═════ Page ═════
Papermaking fabrics conventionally are woven either flat or endless. A flat woven fabric is woven in a single sheet with the warp yarns extending in the machine direction and the weft yarns extending in the cross machine direction. After weaving is completed the opposed ends of the warp filaments, and thus of the fabric sheets, are joined together to form a continuous belt. Endless woven fabrics are woven with the weft yarns extending in the machine direction and the warp yarns extending in the cross machine direction, with the fabric being woven as an endless loop that may not require any seam.
A goal of such papermaking fabrics has always been to increase the durability and wear resistance of the fabric. Another goal has been to improve the air permeability to facilitate faster removal of water to thus speed the formation of paper on the fabric. Increased wear resistance is one of the benefits of a dual layer fabric, particularly one in which the cross direction yarns on the machine side have long floats under a number of machine direction yarns. However, where improved wear resistance has been achieved with such a weave, there frequently has been a less than desired air permeability for removal of water.
In order to overcome the disadvantages of the prior art papermaking fabrics, the present invention provides a fabric for use on papermaking machines formed of a dual layer, 14 harness weave having an upper, or sheet, side and a lower, or machine, side. This woven fabric includes a set of machine direction yarns, a first set of cross machine direction yarns extending mainly on the sheet side and interlaced with the set of machine direction yarns such that each sheet side knuckle of the machine direction yarns floats over two of the sheet side cross machine direction yarns and a second set of cross machine direction yarns extending mainly on the machine side and interlaced with the set of machine direction yarns. The interlacing of the machine direction yarns and the cross machine direction yarns includes at least one machine direction yarn interposed between the lowermost portions of each sheet side cross machine direction yarn and any subjacent machine side cross direction yarn, whereby overlap of the adjacent cross machine direction yarns of the machine side set and the sheet side set is substantially avoided.
═════ Exercise data ═════
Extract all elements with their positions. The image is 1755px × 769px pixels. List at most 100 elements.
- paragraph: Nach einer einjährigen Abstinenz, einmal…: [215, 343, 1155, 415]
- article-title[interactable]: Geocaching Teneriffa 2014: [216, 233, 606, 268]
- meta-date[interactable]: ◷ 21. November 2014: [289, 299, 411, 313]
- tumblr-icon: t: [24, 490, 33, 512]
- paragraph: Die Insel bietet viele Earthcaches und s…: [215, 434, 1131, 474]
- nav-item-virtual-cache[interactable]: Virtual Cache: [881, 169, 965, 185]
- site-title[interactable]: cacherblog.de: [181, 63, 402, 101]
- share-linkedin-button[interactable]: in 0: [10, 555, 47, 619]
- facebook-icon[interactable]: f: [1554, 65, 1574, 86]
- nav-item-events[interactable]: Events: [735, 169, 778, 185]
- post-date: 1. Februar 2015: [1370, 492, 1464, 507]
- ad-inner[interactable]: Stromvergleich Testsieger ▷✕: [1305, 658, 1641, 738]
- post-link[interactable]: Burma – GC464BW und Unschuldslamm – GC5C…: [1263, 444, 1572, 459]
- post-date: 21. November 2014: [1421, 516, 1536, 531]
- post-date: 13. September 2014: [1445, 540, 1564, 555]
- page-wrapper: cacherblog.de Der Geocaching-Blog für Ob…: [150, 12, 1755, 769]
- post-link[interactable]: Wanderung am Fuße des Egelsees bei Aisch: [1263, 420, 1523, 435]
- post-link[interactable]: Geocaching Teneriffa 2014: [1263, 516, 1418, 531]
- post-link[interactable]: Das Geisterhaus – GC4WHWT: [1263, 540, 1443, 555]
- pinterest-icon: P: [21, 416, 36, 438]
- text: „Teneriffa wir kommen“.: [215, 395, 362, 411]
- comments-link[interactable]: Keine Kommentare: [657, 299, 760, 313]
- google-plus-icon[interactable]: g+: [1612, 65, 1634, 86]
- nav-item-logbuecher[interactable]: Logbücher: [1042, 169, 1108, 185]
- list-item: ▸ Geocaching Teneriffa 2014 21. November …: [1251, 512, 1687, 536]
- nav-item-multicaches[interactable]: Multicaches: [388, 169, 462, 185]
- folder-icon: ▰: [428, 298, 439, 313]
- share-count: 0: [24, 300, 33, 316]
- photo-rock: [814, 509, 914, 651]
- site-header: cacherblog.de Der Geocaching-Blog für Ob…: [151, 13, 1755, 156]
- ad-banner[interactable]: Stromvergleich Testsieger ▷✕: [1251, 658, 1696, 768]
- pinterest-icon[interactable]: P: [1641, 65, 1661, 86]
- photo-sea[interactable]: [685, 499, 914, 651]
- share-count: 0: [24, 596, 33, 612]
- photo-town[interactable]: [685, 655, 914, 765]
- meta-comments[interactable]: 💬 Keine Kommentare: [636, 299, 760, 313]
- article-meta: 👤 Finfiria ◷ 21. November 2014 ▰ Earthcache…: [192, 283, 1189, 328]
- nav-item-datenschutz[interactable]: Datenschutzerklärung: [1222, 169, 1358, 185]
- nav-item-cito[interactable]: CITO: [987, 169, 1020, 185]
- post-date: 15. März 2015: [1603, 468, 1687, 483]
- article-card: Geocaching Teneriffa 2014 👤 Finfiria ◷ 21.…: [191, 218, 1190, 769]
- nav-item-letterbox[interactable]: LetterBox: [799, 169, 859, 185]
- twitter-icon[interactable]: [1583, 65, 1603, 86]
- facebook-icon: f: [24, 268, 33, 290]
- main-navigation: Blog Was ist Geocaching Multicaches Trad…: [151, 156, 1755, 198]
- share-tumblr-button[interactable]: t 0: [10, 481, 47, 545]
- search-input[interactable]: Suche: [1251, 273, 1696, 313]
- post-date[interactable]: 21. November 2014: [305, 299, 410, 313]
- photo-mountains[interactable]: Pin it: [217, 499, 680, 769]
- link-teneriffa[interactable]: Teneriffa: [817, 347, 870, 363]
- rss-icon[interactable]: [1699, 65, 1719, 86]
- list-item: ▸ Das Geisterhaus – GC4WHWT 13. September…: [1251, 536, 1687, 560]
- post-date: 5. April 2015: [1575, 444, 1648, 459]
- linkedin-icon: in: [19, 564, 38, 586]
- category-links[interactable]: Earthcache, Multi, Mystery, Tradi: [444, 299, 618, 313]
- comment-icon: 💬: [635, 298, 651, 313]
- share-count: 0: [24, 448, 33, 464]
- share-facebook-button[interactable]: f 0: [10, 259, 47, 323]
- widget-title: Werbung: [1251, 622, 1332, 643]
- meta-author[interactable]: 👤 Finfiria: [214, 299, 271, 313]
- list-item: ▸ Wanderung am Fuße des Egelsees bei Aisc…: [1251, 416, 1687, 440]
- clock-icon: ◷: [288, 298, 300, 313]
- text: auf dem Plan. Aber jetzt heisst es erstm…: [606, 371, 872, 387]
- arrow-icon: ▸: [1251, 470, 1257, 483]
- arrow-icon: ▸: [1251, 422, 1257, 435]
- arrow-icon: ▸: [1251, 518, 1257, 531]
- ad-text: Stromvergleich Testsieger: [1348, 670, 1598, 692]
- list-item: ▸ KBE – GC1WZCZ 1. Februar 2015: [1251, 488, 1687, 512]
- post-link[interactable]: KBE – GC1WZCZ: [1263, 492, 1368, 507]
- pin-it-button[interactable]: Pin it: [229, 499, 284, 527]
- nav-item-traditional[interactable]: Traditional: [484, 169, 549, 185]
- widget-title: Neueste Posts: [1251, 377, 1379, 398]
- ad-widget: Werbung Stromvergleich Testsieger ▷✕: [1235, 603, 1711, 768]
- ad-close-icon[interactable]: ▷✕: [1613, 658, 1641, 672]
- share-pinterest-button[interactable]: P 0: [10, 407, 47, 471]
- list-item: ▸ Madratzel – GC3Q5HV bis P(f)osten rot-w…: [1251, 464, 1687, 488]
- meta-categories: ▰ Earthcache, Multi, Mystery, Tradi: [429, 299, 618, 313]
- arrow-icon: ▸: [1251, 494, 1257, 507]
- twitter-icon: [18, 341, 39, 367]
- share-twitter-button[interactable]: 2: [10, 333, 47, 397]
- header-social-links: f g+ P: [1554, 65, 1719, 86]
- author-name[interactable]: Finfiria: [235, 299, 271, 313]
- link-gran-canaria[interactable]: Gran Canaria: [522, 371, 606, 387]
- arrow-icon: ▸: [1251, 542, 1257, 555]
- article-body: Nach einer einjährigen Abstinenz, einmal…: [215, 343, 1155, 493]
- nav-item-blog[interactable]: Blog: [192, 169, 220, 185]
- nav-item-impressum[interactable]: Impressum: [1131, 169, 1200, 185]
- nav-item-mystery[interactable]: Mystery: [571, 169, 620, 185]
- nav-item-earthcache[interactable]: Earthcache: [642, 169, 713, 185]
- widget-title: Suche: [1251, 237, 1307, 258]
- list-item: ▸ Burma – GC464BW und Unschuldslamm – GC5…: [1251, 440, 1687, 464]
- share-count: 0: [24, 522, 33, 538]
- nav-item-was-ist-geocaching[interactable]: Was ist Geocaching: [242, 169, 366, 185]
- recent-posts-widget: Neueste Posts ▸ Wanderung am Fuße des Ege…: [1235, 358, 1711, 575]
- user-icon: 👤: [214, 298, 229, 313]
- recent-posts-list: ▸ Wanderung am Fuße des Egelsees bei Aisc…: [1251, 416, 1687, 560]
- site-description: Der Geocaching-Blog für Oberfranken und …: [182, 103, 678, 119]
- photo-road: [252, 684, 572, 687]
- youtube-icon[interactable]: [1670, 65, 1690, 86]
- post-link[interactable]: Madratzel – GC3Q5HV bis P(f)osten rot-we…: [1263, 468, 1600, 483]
═════
**Jobs:**
a) Transcribe the entries, everything from their first line down to the line containing "- nav-item-events[interactable]: Events: [735, 169, 778, 185]", with both ends included.
b) Go on with the passage on dual layer papermaking fabrics, starting after its final sentence.

**Task answers:**
a)
Extract all elements with their positions. The image is 1755px × 769px pixels. List at most 100 elements.
- paragraph: Nach einer einjährigen Abstinenz, einmal…: [215, 343, 1155, 415]
- article-title[interactable]: Geocaching Teneriffa 2014: [216, 233, 606, 268]
- meta-date[interactable]: ◷ 21. November 2014: [289, 299, 411, 313]
- tumblr-icon: t: [24, 490, 33, 512]
- paragraph: Die Insel bietet viele Earthcaches und s…: [215, 434, 1131, 474]
- nav-item-virtual-cache[interactable]: Virtual Cache: [881, 169, 965, 185]
- site-title[interactable]: cacherblog.de: [181, 63, 402, 101]
- share-linkedin-button[interactable]: in 0: [10, 555, 47, 619]
- facebook-icon[interactable]: f: [1554, 65, 1574, 86]
- nav-item-events[interactable]: Events: [735, 169, 778, 185]

b)
Two particularly preferred embodiments of the papermaking fabric of the present invention are described in detail below in connection with the drawings in which:
FIG. 1 is a sheet side plan view on enlarged scale of a section of a first embodiment of the fabric;
FIG. 2 is a machine side view of the fabric of FIG. 1;
FIGS. 3 and 3a are sectional views through the fabric of FIG. 1 taken along the machine direction to illustrate the interlacing patterns of the indicated machine direction yarns;
FIG. 4 is an end view of the fabric section of FIG. 1;
FIG. 5 is a sheet side plan view on an enlarged scale of a section of a second preferred embodiment of the fabric of the present invention;
FIG. 6 is a machine side view of the fabric of FIG. 5;
FIGS. 7 and 7a are sectional views through the fabric taken along the machine direction to illustrate the interlacing patterns of the indicated machine direction yarns; and
FIG. 8 is an end view of the fabric of FIG. 5 illustrating the interlacing of the two indicated cross machine direction yarns with machine direction yarns.
A first preferred embodiment of the fabric of the present invention is illustrated in FIGS. 1-4. FIG. 1 is plan view of a portion of the sheet, or upper, side of the weave of this embodiment, with each of the yarns individually numbered for reference with corresponding FIGS. 2-4. The weave provides a 14 harness high density double layer fabric. The fabric of this invention suitably may be woven from monofilament yarns of synthetic material conventionally used in such fabrics, with such materials including copolymers, polyamides, polyesters and acrylics. In a preferred example of this weave the fabric is woven as a 136 by 108 mesh of 0.17 mm machine direction yarns and cross machine direction yarns of 0.22 mm to 0.28 mm and is heat set to a mesh of 152 by 104 having a caliper of 0.037 in.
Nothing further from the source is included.